— BEGIN Extracted information —

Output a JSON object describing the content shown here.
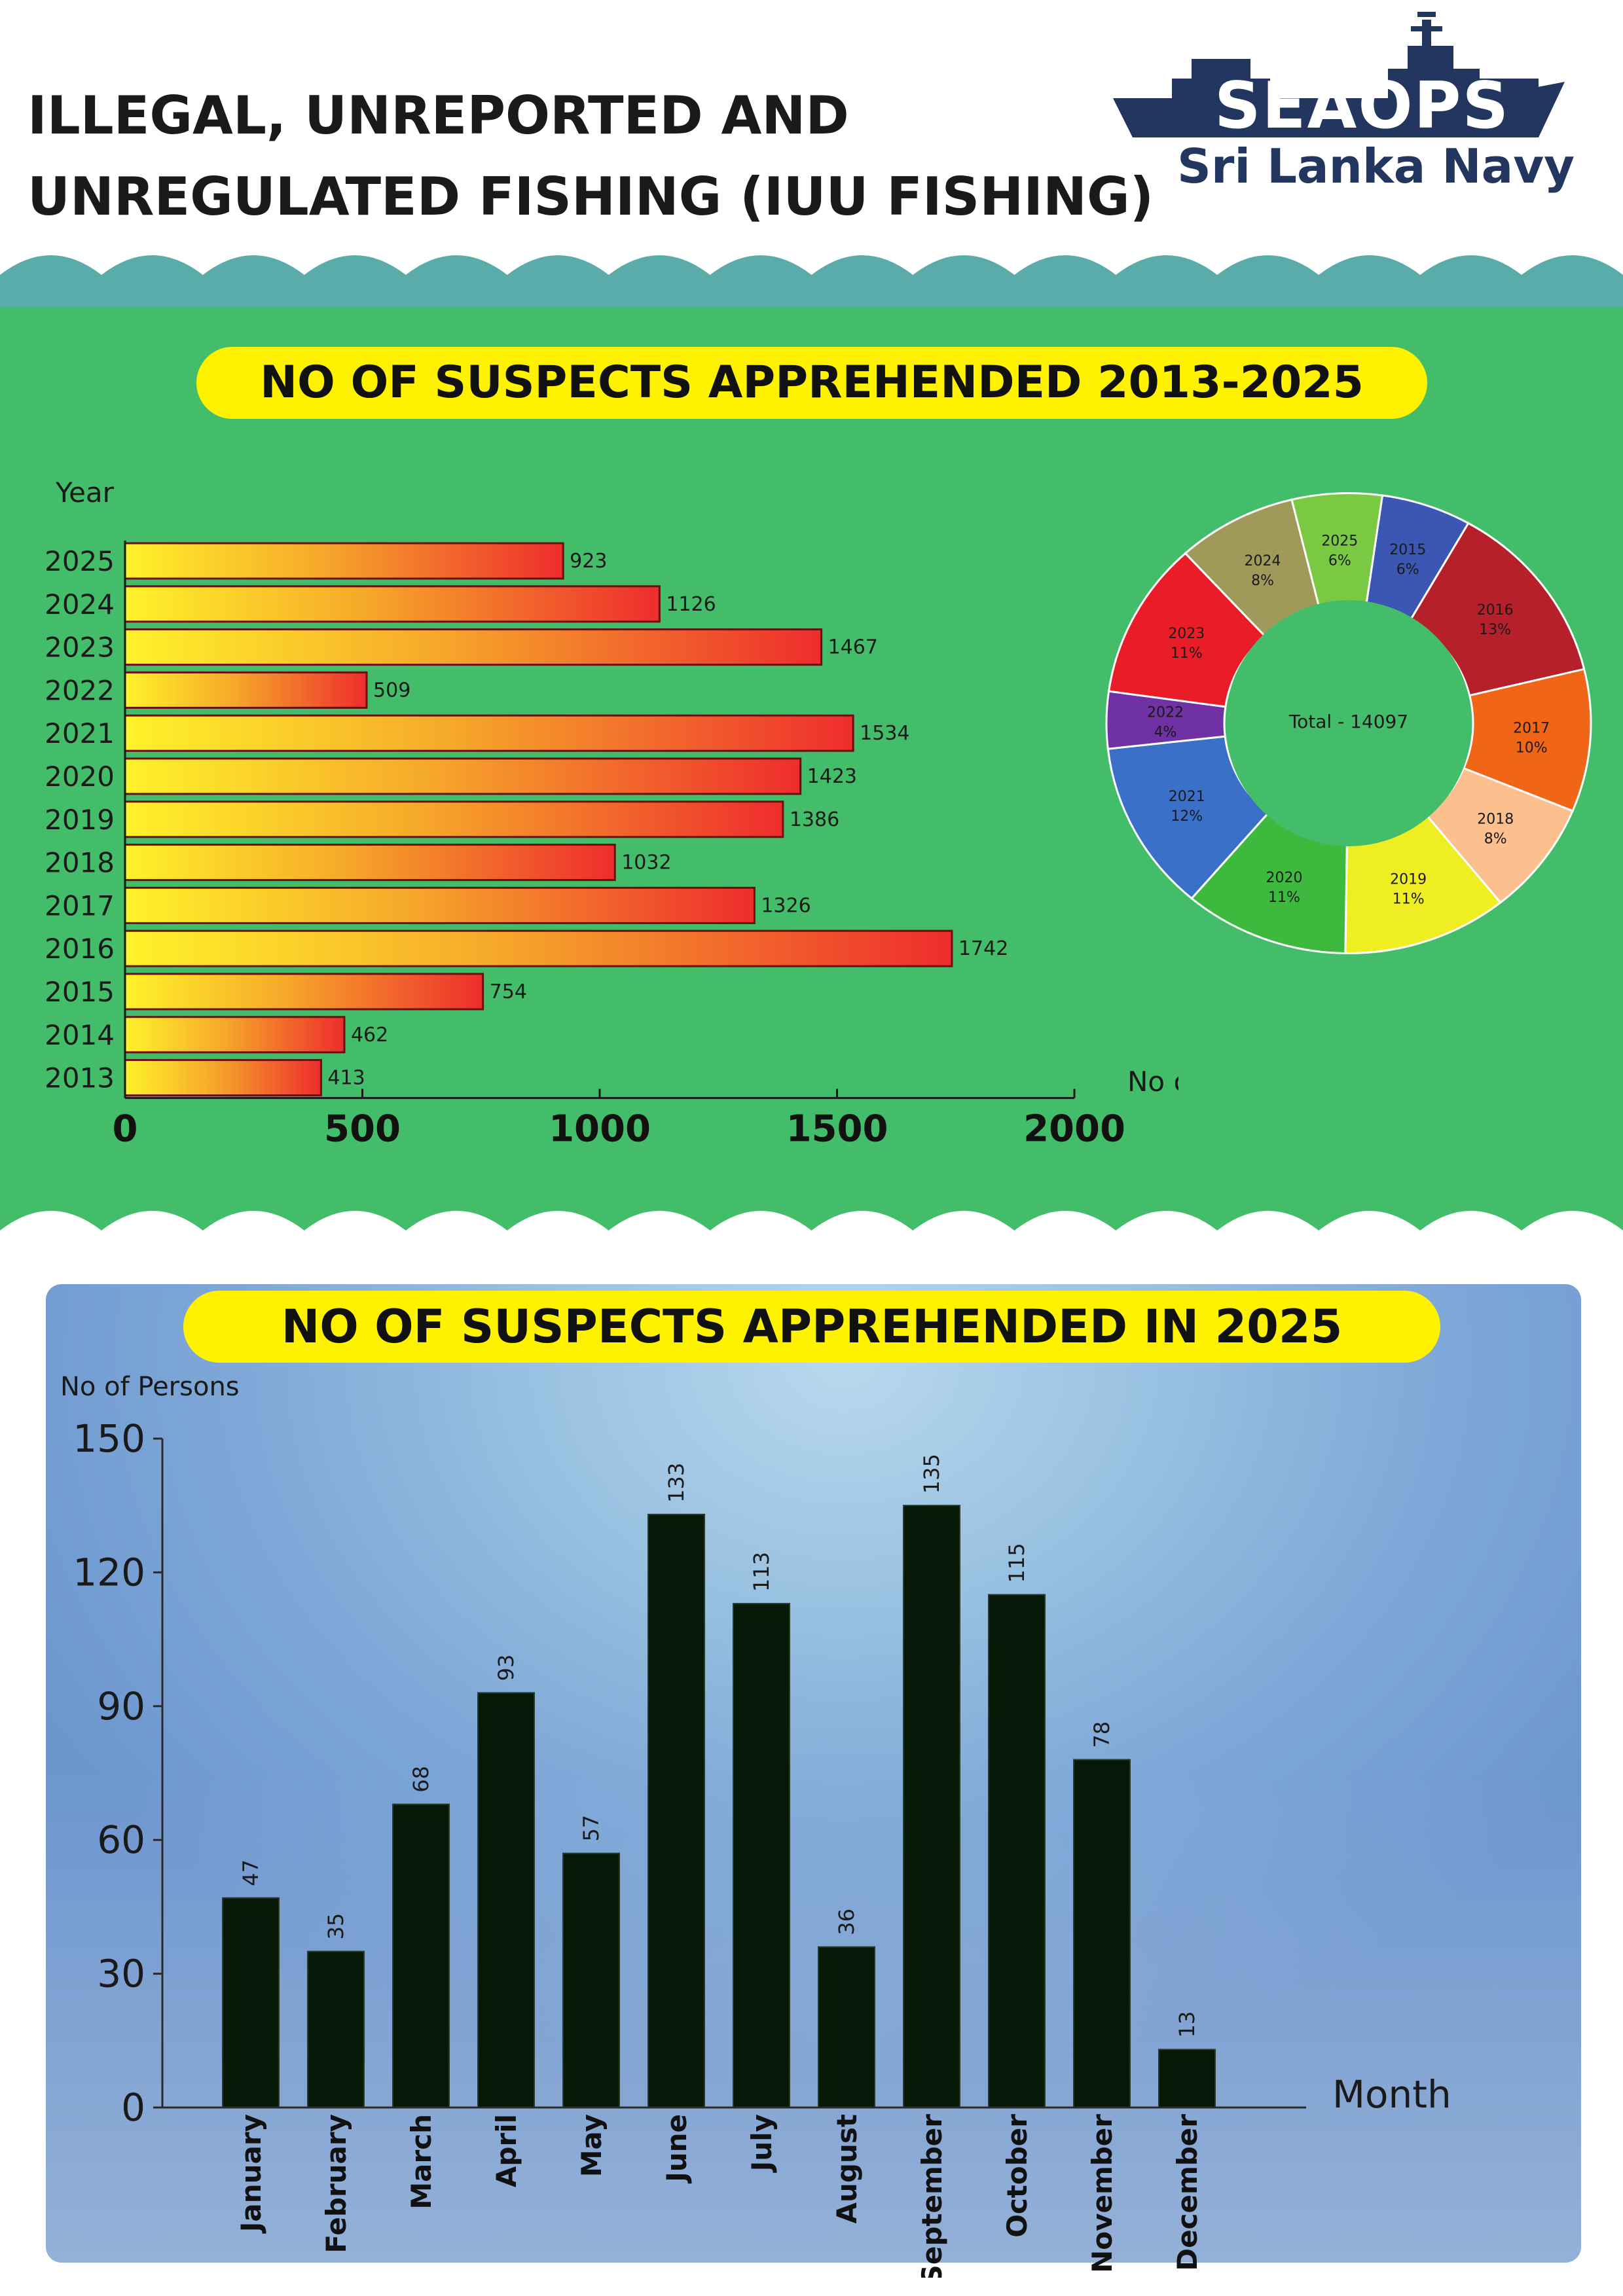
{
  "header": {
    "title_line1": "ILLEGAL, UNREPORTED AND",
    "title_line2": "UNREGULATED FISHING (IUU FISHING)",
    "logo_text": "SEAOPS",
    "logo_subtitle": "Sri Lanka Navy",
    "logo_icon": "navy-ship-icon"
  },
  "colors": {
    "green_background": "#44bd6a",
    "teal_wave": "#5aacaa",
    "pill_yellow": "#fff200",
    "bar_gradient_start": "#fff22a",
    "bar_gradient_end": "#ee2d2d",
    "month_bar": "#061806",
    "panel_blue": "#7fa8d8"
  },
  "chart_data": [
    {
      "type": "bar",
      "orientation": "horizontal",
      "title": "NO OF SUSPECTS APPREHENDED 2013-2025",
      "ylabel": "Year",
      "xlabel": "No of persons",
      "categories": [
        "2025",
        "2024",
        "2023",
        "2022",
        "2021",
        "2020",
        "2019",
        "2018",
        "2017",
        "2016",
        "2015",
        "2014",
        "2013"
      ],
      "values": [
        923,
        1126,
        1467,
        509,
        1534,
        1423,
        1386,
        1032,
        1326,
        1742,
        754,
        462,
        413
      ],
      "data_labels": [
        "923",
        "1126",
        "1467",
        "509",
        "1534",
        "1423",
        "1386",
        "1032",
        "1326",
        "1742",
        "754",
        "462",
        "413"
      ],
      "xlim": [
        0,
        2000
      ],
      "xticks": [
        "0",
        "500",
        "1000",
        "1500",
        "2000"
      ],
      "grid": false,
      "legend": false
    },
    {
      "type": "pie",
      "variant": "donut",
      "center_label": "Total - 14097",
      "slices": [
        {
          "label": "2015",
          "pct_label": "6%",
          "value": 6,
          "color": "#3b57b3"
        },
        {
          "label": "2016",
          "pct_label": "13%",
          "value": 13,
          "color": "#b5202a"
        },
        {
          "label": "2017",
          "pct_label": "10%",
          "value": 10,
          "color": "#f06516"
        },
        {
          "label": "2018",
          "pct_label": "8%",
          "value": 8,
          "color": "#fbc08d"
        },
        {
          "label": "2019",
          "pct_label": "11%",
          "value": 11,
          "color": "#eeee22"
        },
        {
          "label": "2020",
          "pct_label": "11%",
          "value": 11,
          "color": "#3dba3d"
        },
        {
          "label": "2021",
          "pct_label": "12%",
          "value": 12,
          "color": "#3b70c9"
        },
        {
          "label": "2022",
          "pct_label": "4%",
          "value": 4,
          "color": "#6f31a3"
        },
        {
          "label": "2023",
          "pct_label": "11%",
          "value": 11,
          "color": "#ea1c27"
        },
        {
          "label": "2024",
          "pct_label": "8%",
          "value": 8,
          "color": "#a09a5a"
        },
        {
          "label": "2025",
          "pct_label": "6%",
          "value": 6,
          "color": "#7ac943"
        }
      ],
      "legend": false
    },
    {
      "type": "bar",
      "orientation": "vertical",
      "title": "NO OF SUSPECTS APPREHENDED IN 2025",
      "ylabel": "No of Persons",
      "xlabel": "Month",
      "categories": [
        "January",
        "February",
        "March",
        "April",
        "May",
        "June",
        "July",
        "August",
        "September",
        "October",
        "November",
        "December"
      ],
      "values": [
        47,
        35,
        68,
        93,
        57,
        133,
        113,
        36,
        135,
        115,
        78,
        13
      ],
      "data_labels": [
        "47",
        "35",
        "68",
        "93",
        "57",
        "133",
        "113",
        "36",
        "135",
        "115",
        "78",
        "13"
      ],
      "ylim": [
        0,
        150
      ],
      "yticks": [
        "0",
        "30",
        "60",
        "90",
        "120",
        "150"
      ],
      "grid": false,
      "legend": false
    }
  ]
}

— END Extracted information —

• Work to do: Take each line containing the string "SUSPECTS" and copy it out.

• In response:
      "title": "NO OF SUSPECTS APPREHENDED 2013-2025",
      "title": "NO OF SUSPECTS APPREHENDED IN 2025",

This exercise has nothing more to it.